====== TASK DATA ======
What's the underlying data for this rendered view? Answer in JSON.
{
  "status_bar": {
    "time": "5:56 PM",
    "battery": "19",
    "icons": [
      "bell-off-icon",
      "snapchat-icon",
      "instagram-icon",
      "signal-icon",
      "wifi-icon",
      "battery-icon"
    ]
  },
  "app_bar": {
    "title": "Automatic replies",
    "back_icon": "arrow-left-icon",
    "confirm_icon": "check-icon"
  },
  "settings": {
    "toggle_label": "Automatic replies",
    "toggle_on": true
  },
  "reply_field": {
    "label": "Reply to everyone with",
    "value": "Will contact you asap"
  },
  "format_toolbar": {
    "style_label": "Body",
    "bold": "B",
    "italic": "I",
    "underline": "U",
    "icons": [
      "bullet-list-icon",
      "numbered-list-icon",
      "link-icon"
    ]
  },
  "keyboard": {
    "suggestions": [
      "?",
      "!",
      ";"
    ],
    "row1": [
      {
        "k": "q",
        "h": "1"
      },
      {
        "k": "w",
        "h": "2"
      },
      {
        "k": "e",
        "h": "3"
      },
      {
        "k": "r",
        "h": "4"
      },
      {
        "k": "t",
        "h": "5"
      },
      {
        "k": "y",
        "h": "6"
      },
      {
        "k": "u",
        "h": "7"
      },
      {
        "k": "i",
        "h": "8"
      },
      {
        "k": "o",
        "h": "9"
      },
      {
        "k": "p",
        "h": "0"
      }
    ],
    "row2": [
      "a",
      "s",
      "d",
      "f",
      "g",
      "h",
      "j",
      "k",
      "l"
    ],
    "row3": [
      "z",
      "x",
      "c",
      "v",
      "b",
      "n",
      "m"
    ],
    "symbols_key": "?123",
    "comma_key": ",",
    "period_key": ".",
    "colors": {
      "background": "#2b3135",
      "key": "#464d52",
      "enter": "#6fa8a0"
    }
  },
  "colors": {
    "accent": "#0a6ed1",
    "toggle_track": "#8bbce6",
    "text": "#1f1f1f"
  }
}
======
- [AIM OF THE EXERCISE]:
Give back all the data exactly as written.

- [ANSWER]:
What's the underlying data for this rendered view? Answer in JSON.
{
  "status_bar": {
    "time": "5:56 PM",
    "battery": "19",
    "icons": [
      "bell-off-icon",
      "snapchat-icon",
      "instagram-icon",
      "signal-icon",
      "wifi-icon",
      "battery-icon"
    ]
  },
  "app_bar": {
    "title": "Automatic replies",
    "back_icon": "arrow-left-icon",
    "confirm_icon": "check-icon"
  },
  "settings": {
    "toggle_label": "Automatic replies",
    "toggle_on": true
  },
  "reply_field": {
    "label": "Reply to everyone with",
    "value": "Will contact you asap"
  },
  "format_toolbar": {
    "style_label": "Body",
    "bold": "B",
    "italic": "I",
    "underline": "U",
    "icons": [
      "bullet-list-icon",
      "numbered-list-icon",
      "link-icon"
    ]
  },
  "keyboard": {
    "suggestions": [
      "?",
      "!",
      ";"
    ],
    "row1": [
      {
        "k": "q",
        "h": "1"
      },
      {
        "k": "w",
        "h": "2"
      },
      {
        "k": "e",
        "h": "3"
      },
      {
        "k": "r",
        "h": "4"
      },
      {
        "k": "t",
        "h": "5"
      },
      {
        "k": "y",
        "h": "6"
      },
      {
        "k": "u",
        "h": "7"
      },
      {
        "k": "i",
        "h": "8"
      },
      {
        "k": "o",
        "h": "9"
      },
      {
        "k": "p",
        "h": "0"
      }
    ],
    "row2": [
      "a",
      "s",
      "d",
      "f",
      "g",
      "h",
      "j",
      "k",
      "l"
    ],
    "row3": [
      "z",
      "x",
      "c",
      "v",
      "b",
      "n",
      "m"
    ],
    "symbols_key": "?123",
    "comma_key": ",",
    "period_key": ".",
    "colors": {
      "background": "#2b3135",
      "key": "#464d52",
      "enter": "#6fa8a0"
    }
  },
  "colors": {
    "accent": "#0a6ed1",
    "toggle_track": "#8bbce6",
    "text": "#1f1f1f"
  }
}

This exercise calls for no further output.